━━ SOURCE PASSAGE ━━

The Plaintiff is a private company based in Kenilworth.
The Defendant
was the director of the company’s overall financial affairs.
Defendant raises an exception to the Plaintiff’s
summons, which
was issued on 11 January 2021. The Plaintiff’s amended
particulars, dated 20 October 2023, follow a previous
exception
resolved by agreement between the parties. The Defendant raises the
exception contending that both claims identifiable
in the particulars
have no cause of action. Defendant traversed the Plaintiff’s
pleaded case to convey why it was excipiable.
2.
The Plaintiff is an employer in the metal and engineering
industry
and contributes to two pension funds for workers in those industries.
In terms of section 13A(1) of the Pensions Funds
Act, 1956, the
employer was required to deduct monies from its employees'
remuneration as pension fund contributions and then pay
those monies
to the funds. The plaintiff then states that in addition to being
liable to the pension fund for these payments, a
director in charge
of financial affairs can also be personally liable for the monies it
owes to the pension funds. The plaintiff
accepts that it failed to
make the necessary payments to the pension funds, and ultimately, it
agreed to a court order in February
2023 that both it and the
director, Mrs Duncan, were liable to pay the pension funds, which it
explains it has arranged to do.

━━━
━━ RECORDS PROVIDED ━━

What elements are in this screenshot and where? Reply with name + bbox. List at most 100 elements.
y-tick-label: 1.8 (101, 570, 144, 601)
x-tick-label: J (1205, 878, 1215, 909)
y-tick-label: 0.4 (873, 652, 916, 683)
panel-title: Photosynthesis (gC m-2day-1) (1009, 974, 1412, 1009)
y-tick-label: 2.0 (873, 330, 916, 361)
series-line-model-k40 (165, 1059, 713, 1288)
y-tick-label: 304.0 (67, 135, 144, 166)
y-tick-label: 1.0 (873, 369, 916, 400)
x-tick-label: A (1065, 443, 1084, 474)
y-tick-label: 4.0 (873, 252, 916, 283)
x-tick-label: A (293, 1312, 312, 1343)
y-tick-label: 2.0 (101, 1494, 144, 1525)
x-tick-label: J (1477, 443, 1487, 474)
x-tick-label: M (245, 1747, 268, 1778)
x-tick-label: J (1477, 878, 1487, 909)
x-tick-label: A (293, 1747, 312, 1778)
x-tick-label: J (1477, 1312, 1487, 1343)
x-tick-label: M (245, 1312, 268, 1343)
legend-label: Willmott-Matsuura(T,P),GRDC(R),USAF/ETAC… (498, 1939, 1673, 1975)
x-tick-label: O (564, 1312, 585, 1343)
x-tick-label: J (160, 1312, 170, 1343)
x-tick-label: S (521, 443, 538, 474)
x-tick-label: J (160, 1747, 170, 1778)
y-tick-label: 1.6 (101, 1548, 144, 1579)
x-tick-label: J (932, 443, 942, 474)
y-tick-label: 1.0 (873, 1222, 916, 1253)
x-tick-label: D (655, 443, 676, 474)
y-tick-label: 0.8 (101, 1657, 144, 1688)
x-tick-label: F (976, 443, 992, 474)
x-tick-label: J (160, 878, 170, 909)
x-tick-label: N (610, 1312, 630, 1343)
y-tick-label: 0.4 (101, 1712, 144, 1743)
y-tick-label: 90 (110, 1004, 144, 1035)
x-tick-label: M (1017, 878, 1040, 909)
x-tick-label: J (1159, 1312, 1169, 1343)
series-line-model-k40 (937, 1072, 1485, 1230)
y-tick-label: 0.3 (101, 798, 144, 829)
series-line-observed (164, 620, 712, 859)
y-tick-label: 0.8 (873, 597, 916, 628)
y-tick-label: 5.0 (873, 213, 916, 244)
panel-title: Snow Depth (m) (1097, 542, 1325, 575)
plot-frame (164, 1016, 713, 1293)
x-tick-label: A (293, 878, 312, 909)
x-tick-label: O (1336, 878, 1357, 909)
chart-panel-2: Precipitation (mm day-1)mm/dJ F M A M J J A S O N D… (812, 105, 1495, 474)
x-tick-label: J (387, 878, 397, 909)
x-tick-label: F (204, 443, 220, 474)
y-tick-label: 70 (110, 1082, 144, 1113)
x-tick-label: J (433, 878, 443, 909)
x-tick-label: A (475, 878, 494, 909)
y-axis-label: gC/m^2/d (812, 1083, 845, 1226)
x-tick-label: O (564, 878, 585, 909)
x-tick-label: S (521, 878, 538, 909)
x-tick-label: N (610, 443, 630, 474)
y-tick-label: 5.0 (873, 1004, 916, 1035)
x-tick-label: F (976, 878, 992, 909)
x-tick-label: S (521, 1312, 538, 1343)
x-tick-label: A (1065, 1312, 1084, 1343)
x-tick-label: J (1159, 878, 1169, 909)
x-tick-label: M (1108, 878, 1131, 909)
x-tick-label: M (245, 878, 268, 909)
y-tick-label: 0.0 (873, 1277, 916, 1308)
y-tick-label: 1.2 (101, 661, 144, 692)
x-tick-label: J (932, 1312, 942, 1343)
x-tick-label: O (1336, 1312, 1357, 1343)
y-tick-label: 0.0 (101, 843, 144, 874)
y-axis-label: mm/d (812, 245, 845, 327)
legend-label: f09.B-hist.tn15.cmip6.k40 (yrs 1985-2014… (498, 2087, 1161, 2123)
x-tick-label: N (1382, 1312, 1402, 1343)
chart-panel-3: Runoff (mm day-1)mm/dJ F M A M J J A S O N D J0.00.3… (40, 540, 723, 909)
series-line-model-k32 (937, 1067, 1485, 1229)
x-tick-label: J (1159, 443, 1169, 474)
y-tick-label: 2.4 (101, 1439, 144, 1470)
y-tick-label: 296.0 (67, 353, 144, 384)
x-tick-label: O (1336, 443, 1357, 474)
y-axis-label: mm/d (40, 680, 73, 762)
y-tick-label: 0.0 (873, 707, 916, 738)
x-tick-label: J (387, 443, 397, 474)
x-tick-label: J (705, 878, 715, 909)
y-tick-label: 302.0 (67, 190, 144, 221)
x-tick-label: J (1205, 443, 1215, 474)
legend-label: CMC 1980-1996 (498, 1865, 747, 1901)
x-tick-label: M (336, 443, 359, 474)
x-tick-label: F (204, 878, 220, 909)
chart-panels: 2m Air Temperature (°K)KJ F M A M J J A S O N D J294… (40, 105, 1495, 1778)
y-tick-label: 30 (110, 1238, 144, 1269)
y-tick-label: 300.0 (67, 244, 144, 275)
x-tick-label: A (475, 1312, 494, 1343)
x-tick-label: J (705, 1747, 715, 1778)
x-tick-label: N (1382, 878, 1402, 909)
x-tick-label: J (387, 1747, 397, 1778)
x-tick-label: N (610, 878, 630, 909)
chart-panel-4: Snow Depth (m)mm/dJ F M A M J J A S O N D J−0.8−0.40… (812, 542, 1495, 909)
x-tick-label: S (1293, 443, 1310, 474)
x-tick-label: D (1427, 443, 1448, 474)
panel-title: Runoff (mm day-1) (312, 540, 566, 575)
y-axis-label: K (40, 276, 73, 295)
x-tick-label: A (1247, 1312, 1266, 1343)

━━━

• WHAT TO WORK ON
From the source passage, list every document or court order that is given a date, along with that date.

• RESPONSE TO THIS EXERCISE
- Plaintiff's summons: 11 January 2021
- Plaintiff's amended particulars: 20 October 2023
- Court order holding the Plaintiff and the director liable to pay the pension funds: February 2023